» **What needs to be done**
Print all entries precisely as they are written.

» **Stored records**
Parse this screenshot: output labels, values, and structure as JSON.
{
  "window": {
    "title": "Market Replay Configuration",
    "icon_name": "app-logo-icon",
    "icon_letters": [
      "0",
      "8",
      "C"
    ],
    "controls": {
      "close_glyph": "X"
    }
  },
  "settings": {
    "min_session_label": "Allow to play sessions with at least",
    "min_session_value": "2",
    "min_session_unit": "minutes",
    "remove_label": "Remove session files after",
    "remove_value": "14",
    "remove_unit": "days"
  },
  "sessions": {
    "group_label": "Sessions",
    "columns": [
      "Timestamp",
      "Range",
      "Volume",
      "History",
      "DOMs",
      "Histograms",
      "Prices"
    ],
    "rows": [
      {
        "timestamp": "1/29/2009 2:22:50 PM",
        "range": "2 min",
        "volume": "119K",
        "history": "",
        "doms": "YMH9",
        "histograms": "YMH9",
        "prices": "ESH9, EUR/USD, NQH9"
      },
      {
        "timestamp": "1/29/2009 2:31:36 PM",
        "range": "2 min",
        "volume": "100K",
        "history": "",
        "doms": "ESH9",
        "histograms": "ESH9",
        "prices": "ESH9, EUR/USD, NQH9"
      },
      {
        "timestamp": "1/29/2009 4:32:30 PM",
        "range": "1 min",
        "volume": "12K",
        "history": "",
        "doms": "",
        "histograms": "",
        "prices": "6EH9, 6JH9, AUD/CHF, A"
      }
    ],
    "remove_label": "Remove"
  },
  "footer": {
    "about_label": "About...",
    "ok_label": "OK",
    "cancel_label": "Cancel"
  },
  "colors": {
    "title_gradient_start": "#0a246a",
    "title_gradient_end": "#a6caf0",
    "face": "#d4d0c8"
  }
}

» **The completed task**
Parse this screenshot: output labels, values, and structure as JSON.
{
  "window": {
    "title": "Market Replay Configuration",
    "icon_name": "app-logo-icon",
    "icon_letters": [
      "0",
      "8",
      "C"
    ],
    "controls": {
      "close_glyph": "X"
    }
  },
  "settings": {
    "min_session_label": "Allow to play sessions with at least",
    "min_session_value": "2",
    "min_session_unit": "minutes",
    "remove_label": "Remove session files after",
    "remove_value": "14",
    "remove_unit": "days"
  },
  "sessions": {
    "group_label": "Sessions",
    "columns": [
      "Timestamp",
      "Range",
      "Volume",
      "History",
      "DOMs",
      "Histograms",
      "Prices"
    ],
    "rows": [
      {
        "timestamp": "1/29/2009 2:22:50 PM",
        "range": "2 min",
        "volume": "119K",
        "history": "",
        "doms": "YMH9",
        "histograms": "YMH9",
        "prices": "ESH9, EUR/USD, NQH9"
      },
      {
        "timestamp": "1/29/2009 2:31:36 PM",
        "range": "2 min",
        "volume": "100K",
        "history": "",
        "doms": "ESH9",
        "histograms": "ESH9",
        "prices": "ESH9, EUR/USD, NQH9"
      },
      {
        "timestamp": "1/29/2009 4:32:30 PM",
        "range": "1 min",
        "volume": "12K",
        "history": "",
        "doms": "",
        "histograms": "",
        "prices": "6EH9, 6JH9, AUD/CHF, A"
      }
    ],
    "remove_label": "Remove"
  },
  "footer": {
    "about_label": "About...",
    "ok_label": "OK",
    "cancel_label": "Cancel"
  },
  "colors": {
    "title_gradient_start": "#0a246a",
    "title_gradient_end": "#a6caf0",
    "face": "#d4d0c8"
  }
}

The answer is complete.